** WRITTEN EXERCISE **
Return every line of the records below verbatim, with no pictures in the copy.

[Items from a figure collection]
+ + + + +
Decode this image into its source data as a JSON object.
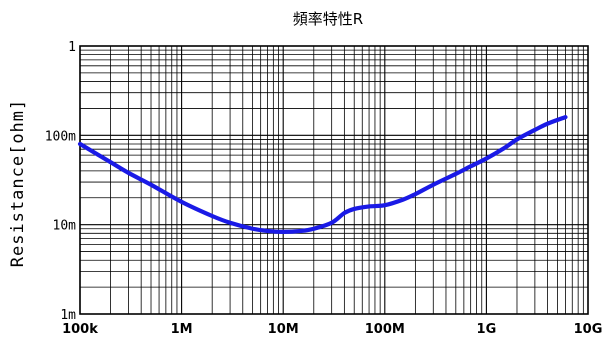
{
  "chart_data": {
    "type": "line",
    "title": "頻率特性R",
    "ylabel": "Resistance[ohm]",
    "xlabel": "",
    "x_scale": "log",
    "y_scale": "log",
    "xlim": [
      100000,
      10000000000
    ],
    "ylim": [
      0.001,
      1
    ],
    "x_ticks": [
      {
        "value": 100000,
        "label": "100k"
      },
      {
        "value": 1000000,
        "label": "1M"
      },
      {
        "value": 10000000,
        "label": "10M"
      },
      {
        "value": 100000000,
        "label": "100M"
      },
      {
        "value": 1000000000,
        "label": "1G"
      },
      {
        "value": 10000000000,
        "label": "10G"
      }
    ],
    "y_ticks": [
      {
        "value": 0.001,
        "label": "1m"
      },
      {
        "value": 0.01,
        "label": "10m"
      },
      {
        "value": 0.1,
        "label": "100m"
      },
      {
        "value": 1,
        "label": "1"
      }
    ],
    "grid": true,
    "series": [
      {
        "color": "#1a1ae6",
        "x": [
          100000,
          200000,
          300000,
          500000,
          1000000,
          2000000,
          3000000,
          5000000,
          7000000,
          10000000,
          15000000,
          20000000,
          30000000,
          40000000,
          50000000,
          70000000,
          100000000,
          150000000,
          200000000,
          300000000,
          500000000,
          700000000,
          1000000000,
          1500000000,
          2000000000,
          3000000000,
          4000000000,
          6000000000
        ],
        "y": [
          0.08,
          0.05,
          0.038,
          0.028,
          0.018,
          0.0125,
          0.0105,
          0.009,
          0.0085,
          0.0083,
          0.0085,
          0.009,
          0.0105,
          0.0135,
          0.015,
          0.016,
          0.0165,
          0.019,
          0.022,
          0.028,
          0.037,
          0.045,
          0.055,
          0.072,
          0.09,
          0.115,
          0.135,
          0.16
        ]
      }
    ]
  }
}
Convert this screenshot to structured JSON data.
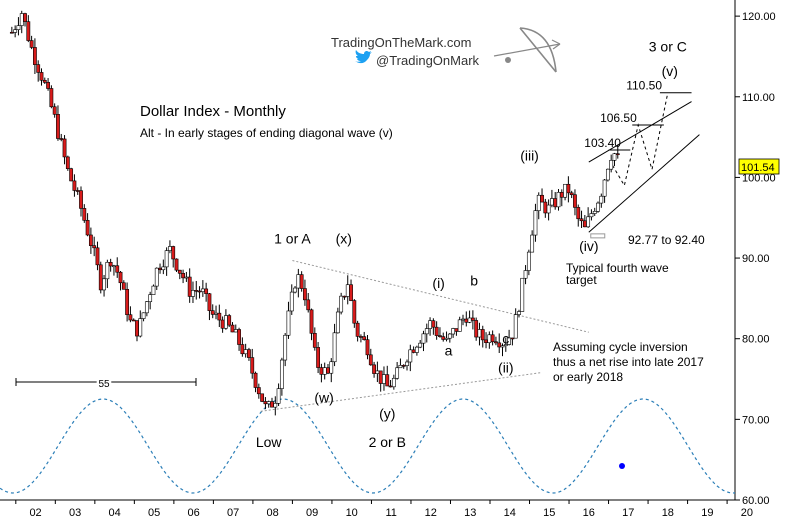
{
  "branding": {
    "site": "TradingOnTheMark.com",
    "twitter": "@TradingOnMark",
    "logo_icon": "archer-bow-icon",
    "bird_icon": "twitter-bird-icon",
    "bird_color": "#1da1f2"
  },
  "chart_data": {
    "type": "candlestick",
    "title": "Dollar Index - Monthly",
    "subtitle": "Alt - In early stages of ending diagonal wave (v)",
    "x_axis": {
      "labels": [
        "02",
        "03",
        "04",
        "05",
        "06",
        "07",
        "08",
        "09",
        "10",
        "11",
        "12",
        "13",
        "14",
        "15",
        "16",
        "17",
        "18",
        "19",
        "20"
      ],
      "range": [
        2001.6,
        2020.2
      ]
    },
    "y_axis": {
      "labels": [
        "60.00",
        "70.00",
        "80.00",
        "90.00",
        "100.00",
        "110.00",
        "120.00"
      ],
      "ticks": [
        60,
        70,
        80,
        90,
        100,
        110,
        120
      ],
      "range": [
        60,
        122
      ],
      "last_price": "101.54",
      "last_price_value": 101.54,
      "last_price_bg": "#ffff00"
    },
    "colors": {
      "up": "#ffffff",
      "down": "#d81b1b",
      "outline": "#000000",
      "cycle": "#2c7fb8",
      "now_dot": "#0000ff"
    },
    "anchors": [
      [
        2001.9,
        118
      ],
      [
        2002.15,
        120.5
      ],
      [
        2002.4,
        116
      ],
      [
        2002.7,
        112
      ],
      [
        2003.0,
        107
      ],
      [
        2003.3,
        101
      ],
      [
        2003.6,
        97
      ],
      [
        2003.9,
        92
      ],
      [
        2004.15,
        87
      ],
      [
        2004.4,
        90
      ],
      [
        2004.6,
        88
      ],
      [
        2004.9,
        82
      ],
      [
        2005.1,
        81
      ],
      [
        2005.4,
        86
      ],
      [
        2005.6,
        89
      ],
      [
        2005.9,
        91
      ],
      [
        2006.1,
        89
      ],
      [
        2006.4,
        86
      ],
      [
        2006.7,
        86
      ],
      [
        2006.95,
        83
      ],
      [
        2007.3,
        82
      ],
      [
        2007.6,
        80
      ],
      [
        2007.9,
        77
      ],
      [
        2008.2,
        73
      ],
      [
        2008.35,
        71
      ],
      [
        2008.6,
        73
      ],
      [
        2008.8,
        80
      ],
      [
        2009.1,
        88
      ],
      [
        2009.3,
        86
      ],
      [
        2009.6,
        77
      ],
      [
        2009.9,
        75.5
      ],
      [
        2010.2,
        84
      ],
      [
        2010.4,
        87
      ],
      [
        2010.6,
        81
      ],
      [
        2010.9,
        79
      ],
      [
        2011.1,
        76
      ],
      [
        2011.4,
        74
      ],
      [
        2011.6,
        75
      ],
      [
        2011.9,
        78
      ],
      [
        2012.2,
        80
      ],
      [
        2012.5,
        82
      ],
      [
        2012.7,
        80.5
      ],
      [
        2012.9,
        79.5
      ],
      [
        2013.1,
        81
      ],
      [
        2013.4,
        83
      ],
      [
        2013.6,
        81
      ],
      [
        2013.8,
        80
      ],
      [
        2014.1,
        80.5
      ],
      [
        2014.35,
        79.5
      ],
      [
        2014.6,
        81
      ],
      [
        2014.8,
        86
      ],
      [
        2015.0,
        92
      ],
      [
        2015.2,
        97
      ],
      [
        2015.5,
        96
      ],
      [
        2015.8,
        98
      ],
      [
        2016.0,
        98.5
      ],
      [
        2016.2,
        95
      ],
      [
        2016.4,
        93.5
      ],
      [
        2016.6,
        96
      ],
      [
        2016.8,
        98
      ],
      [
        2017.0,
        102
      ],
      [
        2017.1,
        103.4
      ],
      [
        2017.3,
        101.5
      ]
    ],
    "labels": [
      {
        "key": "w1a",
        "text": "1 or A",
        "x": 2009.0,
        "y": 91.8
      },
      {
        "key": "wx",
        "text": "(x)",
        "x": 2010.3,
        "y": 91.8
      },
      {
        "key": "wi",
        "text": "(i)",
        "x": 2012.7,
        "y": 86.3
      },
      {
        "key": "wb",
        "text": "b",
        "x": 2013.6,
        "y": 86.6
      },
      {
        "key": "wa",
        "text": "a",
        "x": 2012.95,
        "y": 77.9
      },
      {
        "key": "wc",
        "text": "c",
        "x": 2014.4,
        "y": 79.4
      },
      {
        "key": "wii",
        "text": "(ii)",
        "x": 2014.4,
        "y": 75.8
      },
      {
        "key": "ww",
        "text": "(w)",
        "x": 2009.8,
        "y": 72.1
      },
      {
        "key": "wy",
        "text": "(y)",
        "x": 2011.4,
        "y": 70.1
      },
      {
        "key": "w2b",
        "text": "2 or B",
        "x": 2011.4,
        "y": 66.6
      },
      {
        "key": "low",
        "text": "Low",
        "x": 2008.4,
        "y": 66.6
      },
      {
        "key": "wiii",
        "text": "(iii)",
        "x": 2015.0,
        "y": 102.1
      },
      {
        "key": "wiv",
        "text": "(iv)",
        "x": 2016.5,
        "y": 90.9
      },
      {
        "key": "w3c",
        "text": "3 or C",
        "x": 2018.5,
        "y": 115.6
      },
      {
        "key": "wv",
        "text": "(v)",
        "x": 2018.55,
        "y": 112.6
      }
    ],
    "annotations": {
      "target_1105": "110.50",
      "target_1065": "106.50",
      "target_1034": "103.40",
      "range_text": "92.77 to 92.40",
      "fourth_wave_1": "Typical fourth wave",
      "fourth_wave_2": "target",
      "cycle_1": "Assuming cycle inversion",
      "cycle_2": "thus a net rise into late 2017",
      "cycle_3": "or early 2018",
      "cycle_length": "55"
    },
    "grid": false
  }
}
+ + + + +
** FULL ANSWER **
Decode this image into its source data as a JSON object.
{
  "chart_data": {
    "type": "line",
    "title": "頻率特性R",
    "ylabel": "Resistance[ohm]",
    "xlabel": "",
    "x_scale": "log",
    "y_scale": "log",
    "xlim": [
      100000,
      10000000000
    ],
    "ylim": [
      0.001,
      1
    ],
    "x_ticks": [
      {
        "value": 100000,
        "label": "100k"
      },
      {
        "value": 1000000,
        "label": "1M"
      },
      {
        "value": 10000000,
        "label": "10M"
      },
      {
        "value": 100000000,
        "label": "100M"
      },
      {
        "value": 1000000000,
        "label": "1G"
      },
      {
        "value": 10000000000,
        "label": "10G"
      }
    ],
    "y_ticks": [
      {
        "value": 0.001,
        "label": "1m"
      },
      {
        "value": 0.01,
        "label": "10m"
      },
      {
        "value": 0.1,
        "label": "100m"
      },
      {
        "value": 1,
        "label": "1"
      }
    ],
    "grid": true,
    "series": [
      {
        "color": "#1a1ae6",
        "x": [
          100000,
          200000,
          300000,
          500000,
          1000000,
          2000000,
          3000000,
          5000000,
          7000000,
          10000000,
          15000000,
          20000000,
          30000000,
          40000000,
          50000000,
          70000000,
          100000000,
          150000000,
          200000000,
          300000000,
          500000000,
          700000000,
          1000000000,
          1500000000,
          2000000000,
          3000000000,
          4000000000,
          6000000000
        ],
        "y": [
          0.08,
          0.05,
          0.038,
          0.028,
          0.018,
          0.0125,
          0.0105,
          0.009,
          0.0085,
          0.0083,
          0.0085,
          0.009,
          0.0105,
          0.0135,
          0.015,
          0.016,
          0.0165,
          0.019,
          0.022,
          0.028,
          0.037,
          0.045,
          0.055,
          0.072,
          0.09,
          0.115,
          0.135,
          0.16
        ]
      }
    ]
  }
}
Convert this screenshot to structured JSON data.
{
  "branding": {
    "site": "TradingOnTheMark.com",
    "twitter": "@TradingOnMark",
    "logo_icon": "archer-bow-icon",
    "bird_icon": "twitter-bird-icon",
    "bird_color": "#1da1f2"
  },
  "chart_data": {
    "type": "candlestick",
    "title": "Dollar Index - Monthly",
    "subtitle": "Alt - In early stages of ending diagonal wave (v)",
    "x_axis": {
      "labels": [
        "02",
        "03",
        "04",
        "05",
        "06",
        "07",
        "08",
        "09",
        "10",
        "11",
        "12",
        "13",
        "14",
        "15",
        "16",
        "17",
        "18",
        "19",
        "20"
      ],
      "range": [
        2001.6,
        2020.2
      ]
    },
    "y_axis": {
      "labels": [
        "60.00",
        "70.00",
        "80.00",
        "90.00",
        "100.00",
        "110.00",
        "120.00"
      ],
      "ticks": [
        60,
        70,
        80,
        90,
        100,
        110,
        120
      ],
      "range": [
        60,
        122
      ],
      "last_price": "101.54",
      "last_price_value": 101.54,
      "last_price_bg": "#ffff00"
    },
    "colors": {
      "up": "#ffffff",
      "down": "#d81b1b",
      "outline": "#000000",
      "cycle": "#2c7fb8",
      "now_dot": "#0000ff"
    },
    "anchors": [
      [
        2001.9,
        118
      ],
      [
        2002.15,
        120.5
      ],
      [
        2002.4,
        116
      ],
      [
        2002.7,
        112
      ],
      [
        2003.0,
        107
      ],
      [
        2003.3,
        101
      ],
      [
        2003.6,
        97
      ],
      [
        2003.9,
        92
      ],
      [
        2004.15,
        87
      ],
      [
        2004.4,
        90
      ],
      [
        2004.6,
        88
      ],
      [
        2004.9,
        82
      ],
      [
        2005.1,
        81
      ],
      [
        2005.4,
        86
      ],
      [
        2005.6,
        89
      ],
      [
        2005.9,
        91
      ],
      [
        2006.1,
        89
      ],
      [
        2006.4,
        86
      ],
      [
        2006.7,
        86
      ],
      [
        2006.95,
        83
      ],
      [
        2007.3,
        82
      ],
      [
        2007.6,
        80
      ],
      [
        2007.9,
        77
      ],
      [
        2008.2,
        73
      ],
      [
        2008.35,
        71
      ],
      [
        2008.6,
        73
      ],
      [
        2008.8,
        80
      ],
      [
        2009.1,
        88
      ],
      [
        2009.3,
        86
      ],
      [
        2009.6,
        77
      ],
      [
        2009.9,
        75.5
      ],
      [
        2010.2,
        84
      ],
      [
        2010.4,
        87
      ],
      [
        2010.6,
        81
      ],
      [
        2010.9,
        79
      ],
      [
        2011.1,
        76
      ],
      [
        2011.4,
        74
      ],
      [
        2011.6,
        75
      ],
      [
        2011.9,
        78
      ],
      [
        2012.2,
        80
      ],
      [
        2012.5,
        82
      ],
      [
        2012.7,
        80.5
      ],
      [
        2012.9,
        79.5
      ],
      [
        2013.1,
        81
      ],
      [
        2013.4,
        83
      ],
      [
        2013.6,
        81
      ],
      [
        2013.8,
        80
      ],
      [
        2014.1,
        80.5
      ],
      [
        2014.35,
        79.5
      ],
      [
        2014.6,
        81
      ],
      [
        2014.8,
        86
      ],
      [
        2015.0,
        92
      ],
      [
        2015.2,
        97
      ],
      [
        2015.5,
        96
      ],
      [
        2015.8,
        98
      ],
      [
        2016.0,
        98.5
      ],
      [
        2016.2,
        95
      ],
      [
        2016.4,
        93.5
      ],
      [
        2016.6,
        96
      ],
      [
        2016.8,
        98
      ],
      [
        2017.0,
        102
      ],
      [
        2017.1,
        103.4
      ],
      [
        2017.3,
        101.5
      ]
    ],
    "labels": [
      {
        "key": "w1a",
        "text": "1 or A",
        "x": 2009.0,
        "y": 91.8
      },
      {
        "key": "wx",
        "text": "(x)",
        "x": 2010.3,
        "y": 91.8
      },
      {
        "key": "wi",
        "text": "(i)",
        "x": 2012.7,
        "y": 86.3
      },
      {
        "key": "wb",
        "text": "b",
        "x": 2013.6,
        "y": 86.6
      },
      {
        "key": "wa",
        "text": "a",
        "x": 2012.95,
        "y": 77.9
      },
      {
        "key": "wc",
        "text": "c",
        "x": 2014.4,
        "y": 79.4
      },
      {
        "key": "wii",
        "text": "(ii)",
        "x": 2014.4,
        "y": 75.8
      },
      {
        "key": "ww",
        "text": "(w)",
        "x": 2009.8,
        "y": 72.1
      },
      {
        "key": "wy",
        "text": "(y)",
        "x": 2011.4,
        "y": 70.1
      },
      {
        "key": "w2b",
        "text": "2 or B",
        "x": 2011.4,
        "y": 66.6
      },
      {
        "key": "low",
        "text": "Low",
        "x": 2008.4,
        "y": 66.6
      },
      {
        "key": "wiii",
        "text": "(iii)",
        "x": 2015.0,
        "y": 102.1
      },
      {
        "key": "wiv",
        "text": "(iv)",
        "x": 2016.5,
        "y": 90.9
      },
      {
        "key": "w3c",
        "text": "3 or C",
        "x": 2018.5,
        "y": 115.6
      },
      {
        "key": "wv",
        "text": "(v)",
        "x": 2018.55,
        "y": 112.6
      }
    ],
    "annotations": {
      "target_1105": "110.50",
      "target_1065": "106.50",
      "target_1034": "103.40",
      "range_text": "92.77 to 92.40",
      "fourth_wave_1": "Typical fourth wave",
      "fourth_wave_2": "target",
      "cycle_1": "Assuming cycle inversion",
      "cycle_2": "thus a net rise into late 2017",
      "cycle_3": "or early 2018",
      "cycle_length": "55"
    },
    "grid": false
  }
}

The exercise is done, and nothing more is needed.